(Collected data entries)
---*---
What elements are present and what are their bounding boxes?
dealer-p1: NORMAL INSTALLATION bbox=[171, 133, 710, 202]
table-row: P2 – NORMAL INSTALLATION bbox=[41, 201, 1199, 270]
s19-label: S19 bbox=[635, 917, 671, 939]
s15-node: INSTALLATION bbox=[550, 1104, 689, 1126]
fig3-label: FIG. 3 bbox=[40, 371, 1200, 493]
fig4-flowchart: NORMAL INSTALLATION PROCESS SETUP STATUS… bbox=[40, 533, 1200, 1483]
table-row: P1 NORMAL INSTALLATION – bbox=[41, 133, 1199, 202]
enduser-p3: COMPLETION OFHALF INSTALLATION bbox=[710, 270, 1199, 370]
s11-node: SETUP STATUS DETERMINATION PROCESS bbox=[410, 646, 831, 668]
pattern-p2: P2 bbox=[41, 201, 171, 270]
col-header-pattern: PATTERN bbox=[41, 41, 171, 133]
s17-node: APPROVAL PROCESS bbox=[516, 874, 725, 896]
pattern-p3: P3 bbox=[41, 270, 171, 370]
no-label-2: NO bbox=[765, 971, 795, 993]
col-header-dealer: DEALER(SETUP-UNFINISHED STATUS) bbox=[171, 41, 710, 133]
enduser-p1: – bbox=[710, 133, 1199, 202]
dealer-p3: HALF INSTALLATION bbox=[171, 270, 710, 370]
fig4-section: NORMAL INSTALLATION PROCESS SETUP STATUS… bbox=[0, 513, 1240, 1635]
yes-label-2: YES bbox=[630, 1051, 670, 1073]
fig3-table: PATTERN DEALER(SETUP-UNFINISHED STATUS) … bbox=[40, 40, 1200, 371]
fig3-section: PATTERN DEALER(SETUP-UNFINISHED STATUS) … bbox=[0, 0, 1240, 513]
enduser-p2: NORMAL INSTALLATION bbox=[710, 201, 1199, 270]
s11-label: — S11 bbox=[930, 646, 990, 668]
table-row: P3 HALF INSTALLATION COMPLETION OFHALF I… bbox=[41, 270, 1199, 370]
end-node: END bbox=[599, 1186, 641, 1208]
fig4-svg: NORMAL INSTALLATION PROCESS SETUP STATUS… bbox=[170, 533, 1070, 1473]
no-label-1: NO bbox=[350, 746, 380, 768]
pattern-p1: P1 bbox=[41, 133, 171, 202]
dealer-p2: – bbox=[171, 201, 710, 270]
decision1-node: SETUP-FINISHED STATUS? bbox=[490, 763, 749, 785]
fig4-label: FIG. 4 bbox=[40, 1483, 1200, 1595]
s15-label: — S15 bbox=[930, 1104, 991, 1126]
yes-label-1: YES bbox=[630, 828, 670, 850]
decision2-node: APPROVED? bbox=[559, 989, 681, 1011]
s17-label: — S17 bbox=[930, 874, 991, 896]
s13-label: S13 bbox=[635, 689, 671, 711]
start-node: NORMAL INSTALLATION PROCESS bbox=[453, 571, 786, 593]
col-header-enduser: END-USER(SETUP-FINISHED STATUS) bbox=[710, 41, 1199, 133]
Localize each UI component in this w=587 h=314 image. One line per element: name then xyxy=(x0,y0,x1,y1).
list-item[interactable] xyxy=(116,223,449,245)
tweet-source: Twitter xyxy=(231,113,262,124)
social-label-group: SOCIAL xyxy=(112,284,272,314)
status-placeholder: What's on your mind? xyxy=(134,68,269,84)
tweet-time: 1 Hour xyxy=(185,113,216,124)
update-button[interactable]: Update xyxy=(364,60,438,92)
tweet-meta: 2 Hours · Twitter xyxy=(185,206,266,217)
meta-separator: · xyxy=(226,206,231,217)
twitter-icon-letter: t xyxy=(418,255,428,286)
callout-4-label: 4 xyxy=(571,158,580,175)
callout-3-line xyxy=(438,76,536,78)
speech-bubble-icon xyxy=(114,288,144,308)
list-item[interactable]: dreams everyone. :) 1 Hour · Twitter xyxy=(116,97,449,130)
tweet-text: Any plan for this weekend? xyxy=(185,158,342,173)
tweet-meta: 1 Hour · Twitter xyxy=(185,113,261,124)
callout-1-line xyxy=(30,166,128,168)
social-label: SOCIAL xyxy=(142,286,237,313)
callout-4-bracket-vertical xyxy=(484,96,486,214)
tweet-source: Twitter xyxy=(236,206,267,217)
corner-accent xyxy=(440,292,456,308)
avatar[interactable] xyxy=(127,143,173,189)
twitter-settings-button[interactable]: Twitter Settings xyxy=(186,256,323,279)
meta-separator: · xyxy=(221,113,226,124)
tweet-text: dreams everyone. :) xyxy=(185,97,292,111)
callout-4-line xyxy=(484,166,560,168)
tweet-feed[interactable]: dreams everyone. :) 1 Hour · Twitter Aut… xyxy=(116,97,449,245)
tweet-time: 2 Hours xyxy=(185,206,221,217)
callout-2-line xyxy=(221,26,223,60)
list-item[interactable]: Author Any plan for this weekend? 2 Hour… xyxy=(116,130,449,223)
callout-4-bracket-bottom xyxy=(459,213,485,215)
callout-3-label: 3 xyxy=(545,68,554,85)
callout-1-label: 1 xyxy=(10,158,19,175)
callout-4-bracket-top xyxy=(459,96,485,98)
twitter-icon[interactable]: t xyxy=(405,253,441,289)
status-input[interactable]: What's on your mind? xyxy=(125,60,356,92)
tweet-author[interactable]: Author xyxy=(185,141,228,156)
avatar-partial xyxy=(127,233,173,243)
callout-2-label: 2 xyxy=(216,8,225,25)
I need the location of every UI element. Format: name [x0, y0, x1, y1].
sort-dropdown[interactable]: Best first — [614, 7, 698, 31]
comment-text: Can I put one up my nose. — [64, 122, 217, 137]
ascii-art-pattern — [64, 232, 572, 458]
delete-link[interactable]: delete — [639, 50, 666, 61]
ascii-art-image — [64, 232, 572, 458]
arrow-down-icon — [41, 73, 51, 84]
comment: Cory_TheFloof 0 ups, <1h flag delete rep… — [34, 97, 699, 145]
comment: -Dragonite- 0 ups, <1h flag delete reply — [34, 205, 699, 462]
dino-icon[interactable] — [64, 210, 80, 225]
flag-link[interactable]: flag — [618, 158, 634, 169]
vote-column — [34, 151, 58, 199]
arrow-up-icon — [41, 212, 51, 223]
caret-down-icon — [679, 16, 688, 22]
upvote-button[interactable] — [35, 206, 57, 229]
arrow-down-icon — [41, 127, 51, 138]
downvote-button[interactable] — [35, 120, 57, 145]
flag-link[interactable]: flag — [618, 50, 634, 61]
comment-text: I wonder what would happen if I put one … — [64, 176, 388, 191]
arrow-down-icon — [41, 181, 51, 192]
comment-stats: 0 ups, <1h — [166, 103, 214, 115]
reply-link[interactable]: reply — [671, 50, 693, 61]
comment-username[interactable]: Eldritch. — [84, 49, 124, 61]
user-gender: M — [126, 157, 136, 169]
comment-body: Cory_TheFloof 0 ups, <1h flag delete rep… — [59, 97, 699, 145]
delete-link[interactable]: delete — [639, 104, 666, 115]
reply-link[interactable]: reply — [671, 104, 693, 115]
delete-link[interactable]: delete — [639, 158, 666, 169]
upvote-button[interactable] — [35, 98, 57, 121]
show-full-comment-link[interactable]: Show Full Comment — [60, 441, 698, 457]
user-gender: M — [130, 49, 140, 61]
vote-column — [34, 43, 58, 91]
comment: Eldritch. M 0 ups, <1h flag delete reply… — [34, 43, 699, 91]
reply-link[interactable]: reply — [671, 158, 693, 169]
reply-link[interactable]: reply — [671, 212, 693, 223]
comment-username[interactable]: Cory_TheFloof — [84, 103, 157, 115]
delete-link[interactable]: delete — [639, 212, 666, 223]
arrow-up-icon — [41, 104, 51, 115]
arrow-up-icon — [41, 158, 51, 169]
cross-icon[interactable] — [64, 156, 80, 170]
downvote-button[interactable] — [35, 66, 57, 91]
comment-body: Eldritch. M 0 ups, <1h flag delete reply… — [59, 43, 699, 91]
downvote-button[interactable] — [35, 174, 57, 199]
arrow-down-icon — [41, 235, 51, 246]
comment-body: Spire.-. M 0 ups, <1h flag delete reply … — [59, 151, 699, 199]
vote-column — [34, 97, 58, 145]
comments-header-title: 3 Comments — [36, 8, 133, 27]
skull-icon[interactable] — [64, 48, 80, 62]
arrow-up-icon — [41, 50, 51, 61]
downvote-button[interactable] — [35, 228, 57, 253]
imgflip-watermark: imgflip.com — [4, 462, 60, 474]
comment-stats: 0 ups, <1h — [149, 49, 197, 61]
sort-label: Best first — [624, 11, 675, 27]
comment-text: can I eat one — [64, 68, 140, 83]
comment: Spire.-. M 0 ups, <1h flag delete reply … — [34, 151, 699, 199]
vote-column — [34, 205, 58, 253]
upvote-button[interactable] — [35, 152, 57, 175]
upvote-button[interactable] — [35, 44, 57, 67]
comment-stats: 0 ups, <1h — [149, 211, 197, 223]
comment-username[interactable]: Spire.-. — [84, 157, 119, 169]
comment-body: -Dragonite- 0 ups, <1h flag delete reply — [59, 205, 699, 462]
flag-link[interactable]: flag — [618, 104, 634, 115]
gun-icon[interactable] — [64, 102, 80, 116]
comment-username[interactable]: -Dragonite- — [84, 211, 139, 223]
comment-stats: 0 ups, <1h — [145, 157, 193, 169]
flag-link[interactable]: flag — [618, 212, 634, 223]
---*---
WRITTEN TASK ▸ In the entries, everything from the start down to the line containing "dealer-p3: HALF INSTALLATION", change "APPROVAL PROCESS" to "REVIEW PROCESS" and give those lines again with nothing else altered.

WORKED SOLUTION ▸
What elements are present and what are their bounding boxes?
dealer-p1: NORMAL INSTALLATION bbox=[171, 133, 710, 202]
table-row: P2 – NORMAL INSTALLATION bbox=[41, 201, 1199, 270]
s19-label: S19 bbox=[635, 917, 671, 939]
s15-node: INSTALLATION bbox=[550, 1104, 689, 1126]
fig3-label: FIG. 3 bbox=[40, 371, 1200, 493]
fig4-flowchart: NORMAL INSTALLATION PROCESS SETUP STATUS… bbox=[40, 533, 1200, 1483]
table-row: P1 NORMAL INSTALLATION – bbox=[41, 133, 1199, 202]
enduser-p3: COMPLETION OFHALF INSTALLATION bbox=[710, 270, 1199, 370]
s11-node: SETUP STATUS DETERMINATION PROCESS bbox=[410, 646, 831, 668]
pattern-p2: P2 bbox=[41, 201, 171, 270]
col-header-pattern: PATTERN bbox=[41, 41, 171, 133]
s17-node: REVIEW PROCESS bbox=[516, 874, 725, 896]
pattern-p3: P3 bbox=[41, 270, 171, 370]
no-label-2: NO bbox=[765, 971, 795, 993]
col-header-dealer: DEALER(SETUP-UNFINISHED STATUS) bbox=[171, 41, 710, 133]
enduser-p1: – bbox=[710, 133, 1199, 202]
dealer-p3: HALF INSTALLATION bbox=[171, 270, 710, 370]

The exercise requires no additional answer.